> [Records]
····················

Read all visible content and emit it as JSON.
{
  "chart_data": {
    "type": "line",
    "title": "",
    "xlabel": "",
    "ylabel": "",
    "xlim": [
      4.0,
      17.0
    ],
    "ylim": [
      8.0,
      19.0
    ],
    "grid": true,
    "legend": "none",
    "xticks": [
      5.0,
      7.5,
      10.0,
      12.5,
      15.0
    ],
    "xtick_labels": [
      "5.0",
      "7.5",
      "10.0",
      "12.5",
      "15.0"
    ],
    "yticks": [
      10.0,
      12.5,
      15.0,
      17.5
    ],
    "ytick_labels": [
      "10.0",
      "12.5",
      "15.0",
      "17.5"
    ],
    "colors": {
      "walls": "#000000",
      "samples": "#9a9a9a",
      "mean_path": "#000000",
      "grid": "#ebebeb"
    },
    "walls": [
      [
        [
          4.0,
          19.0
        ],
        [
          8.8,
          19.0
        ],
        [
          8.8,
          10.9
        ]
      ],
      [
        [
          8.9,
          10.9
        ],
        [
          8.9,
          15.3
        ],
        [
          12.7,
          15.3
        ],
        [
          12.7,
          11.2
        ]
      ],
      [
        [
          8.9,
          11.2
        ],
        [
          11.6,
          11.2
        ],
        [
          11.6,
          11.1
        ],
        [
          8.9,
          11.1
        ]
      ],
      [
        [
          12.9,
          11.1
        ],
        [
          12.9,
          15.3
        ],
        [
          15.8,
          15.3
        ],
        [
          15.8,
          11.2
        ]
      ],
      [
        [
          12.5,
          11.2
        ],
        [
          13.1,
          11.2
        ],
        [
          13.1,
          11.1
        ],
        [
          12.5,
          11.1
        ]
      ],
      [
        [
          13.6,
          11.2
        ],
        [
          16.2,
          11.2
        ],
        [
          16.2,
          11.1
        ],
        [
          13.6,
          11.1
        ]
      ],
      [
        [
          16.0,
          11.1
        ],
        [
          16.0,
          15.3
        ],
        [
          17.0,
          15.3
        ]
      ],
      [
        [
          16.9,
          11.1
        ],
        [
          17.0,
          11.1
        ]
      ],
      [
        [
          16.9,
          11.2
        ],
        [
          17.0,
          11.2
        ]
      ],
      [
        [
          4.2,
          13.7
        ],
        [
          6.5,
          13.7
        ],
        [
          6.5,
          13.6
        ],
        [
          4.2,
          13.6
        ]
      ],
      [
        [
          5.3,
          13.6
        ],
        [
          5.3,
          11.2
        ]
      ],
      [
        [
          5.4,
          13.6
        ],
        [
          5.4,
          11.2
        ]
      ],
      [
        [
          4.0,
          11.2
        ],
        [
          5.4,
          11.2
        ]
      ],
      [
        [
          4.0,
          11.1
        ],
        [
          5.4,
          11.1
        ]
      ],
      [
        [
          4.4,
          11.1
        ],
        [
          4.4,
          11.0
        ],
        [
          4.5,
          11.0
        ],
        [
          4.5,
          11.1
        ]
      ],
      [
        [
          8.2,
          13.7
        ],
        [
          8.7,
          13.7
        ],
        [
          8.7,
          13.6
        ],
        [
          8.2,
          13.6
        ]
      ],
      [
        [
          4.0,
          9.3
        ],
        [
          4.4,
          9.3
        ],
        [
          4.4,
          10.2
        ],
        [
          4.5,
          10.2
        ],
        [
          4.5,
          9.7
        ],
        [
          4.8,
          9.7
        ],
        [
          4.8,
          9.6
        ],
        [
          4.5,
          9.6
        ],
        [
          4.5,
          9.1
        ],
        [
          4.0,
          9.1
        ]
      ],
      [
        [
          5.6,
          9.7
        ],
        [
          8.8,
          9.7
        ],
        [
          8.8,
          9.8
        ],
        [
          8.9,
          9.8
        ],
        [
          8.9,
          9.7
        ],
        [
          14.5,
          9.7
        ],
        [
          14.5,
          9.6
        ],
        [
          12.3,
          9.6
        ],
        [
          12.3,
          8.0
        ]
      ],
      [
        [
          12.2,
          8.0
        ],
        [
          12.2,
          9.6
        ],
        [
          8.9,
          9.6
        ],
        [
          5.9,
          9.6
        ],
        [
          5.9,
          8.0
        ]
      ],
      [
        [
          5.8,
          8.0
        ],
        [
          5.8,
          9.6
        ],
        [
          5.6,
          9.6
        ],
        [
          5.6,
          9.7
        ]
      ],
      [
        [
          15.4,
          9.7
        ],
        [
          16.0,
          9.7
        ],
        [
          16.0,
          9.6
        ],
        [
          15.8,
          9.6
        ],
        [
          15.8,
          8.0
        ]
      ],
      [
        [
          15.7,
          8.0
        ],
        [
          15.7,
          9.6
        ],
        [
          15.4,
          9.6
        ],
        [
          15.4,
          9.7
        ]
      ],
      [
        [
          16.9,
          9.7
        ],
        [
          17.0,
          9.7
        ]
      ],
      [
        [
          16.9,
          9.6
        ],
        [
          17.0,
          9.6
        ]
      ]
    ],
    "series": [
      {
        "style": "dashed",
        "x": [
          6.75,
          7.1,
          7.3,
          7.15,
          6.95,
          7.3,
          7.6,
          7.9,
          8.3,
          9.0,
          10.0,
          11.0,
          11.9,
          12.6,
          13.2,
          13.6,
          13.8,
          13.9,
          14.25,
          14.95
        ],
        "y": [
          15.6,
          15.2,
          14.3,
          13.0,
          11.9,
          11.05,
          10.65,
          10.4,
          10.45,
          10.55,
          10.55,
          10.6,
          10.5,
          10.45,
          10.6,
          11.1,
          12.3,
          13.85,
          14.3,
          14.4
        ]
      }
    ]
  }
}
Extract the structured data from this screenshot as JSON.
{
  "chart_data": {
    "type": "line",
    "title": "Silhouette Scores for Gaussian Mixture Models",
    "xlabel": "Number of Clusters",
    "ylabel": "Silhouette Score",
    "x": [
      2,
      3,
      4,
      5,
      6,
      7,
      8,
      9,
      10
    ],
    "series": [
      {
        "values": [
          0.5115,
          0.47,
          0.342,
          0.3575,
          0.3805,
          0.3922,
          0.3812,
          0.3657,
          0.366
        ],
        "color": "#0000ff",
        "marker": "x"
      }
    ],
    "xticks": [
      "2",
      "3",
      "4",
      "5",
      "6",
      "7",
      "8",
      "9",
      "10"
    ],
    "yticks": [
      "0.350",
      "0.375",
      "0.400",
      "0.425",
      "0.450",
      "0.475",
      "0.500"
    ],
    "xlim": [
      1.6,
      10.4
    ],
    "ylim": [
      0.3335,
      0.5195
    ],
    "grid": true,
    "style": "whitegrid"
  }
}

····················

Give the count of lines holding the word "title", with no other words.

> [Written answer]
2